### EXERCISE GOAL
Will you transcribe all the entries word for word, skipping the pictures they hold?

Records from a data collection

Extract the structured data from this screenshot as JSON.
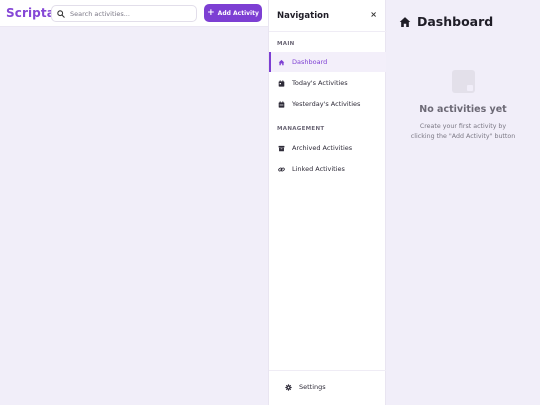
{
  "app": {
    "logo": "Scripta"
  },
  "header": {
    "search_placeholder": "Search activities...",
    "add_button_label": "Add Activity",
    "accent_color": "#7d3fd3"
  },
  "nav": {
    "title": "Navigation",
    "close_symbol": "×",
    "sections": [
      {
        "label": "MAIN",
        "items": [
          {
            "label": "Dashboard",
            "icon": "home-icon",
            "active": true
          },
          {
            "label": "Today's Activities",
            "icon": "calendar-icon",
            "active": false
          },
          {
            "label": "Yesterday's Activities",
            "icon": "calendar-icon",
            "active": false
          }
        ]
      },
      {
        "label": "MANAGEMENT",
        "items": [
          {
            "label": "Archived Activities",
            "icon": "archive-icon",
            "active": false
          },
          {
            "label": "Linked Activities",
            "icon": "link-icon",
            "active": false
          }
        ]
      }
    ],
    "settings_label": "Settings"
  },
  "main": {
    "title": "Dashboard",
    "empty_title": "No activities yet",
    "empty_line1": "Create your first activity by",
    "empty_line2": "clicking the \"Add Activity\" button"
  }
}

### SOLUTION FOR THIS PROBLEM
Extract the structured data from this screenshot as JSON.
{
  "app": {
    "logo": "Scripta"
  },
  "header": {
    "search_placeholder": "Search activities...",
    "add_button_label": "Add Activity",
    "accent_color": "#7d3fd3"
  },
  "nav": {
    "title": "Navigation",
    "close_symbol": "×",
    "sections": [
      {
        "label": "MAIN",
        "items": [
          {
            "label": "Dashboard",
            "icon": "home-icon",
            "active": true
          },
          {
            "label": "Today's Activities",
            "icon": "calendar-icon",
            "active": false
          },
          {
            "label": "Yesterday's Activities",
            "icon": "calendar-icon",
            "active": false
          }
        ]
      },
      {
        "label": "MANAGEMENT",
        "items": [
          {
            "label": "Archived Activities",
            "icon": "archive-icon",
            "active": false
          },
          {
            "label": "Linked Activities",
            "icon": "link-icon",
            "active": false
          }
        ]
      }
    ],
    "settings_label": "Settings"
  },
  "main": {
    "title": "Dashboard",
    "empty_title": "No activities yet",
    "empty_line1": "Create your first activity by",
    "empty_line2": "clicking the \"Add Activity\" button"
  }
}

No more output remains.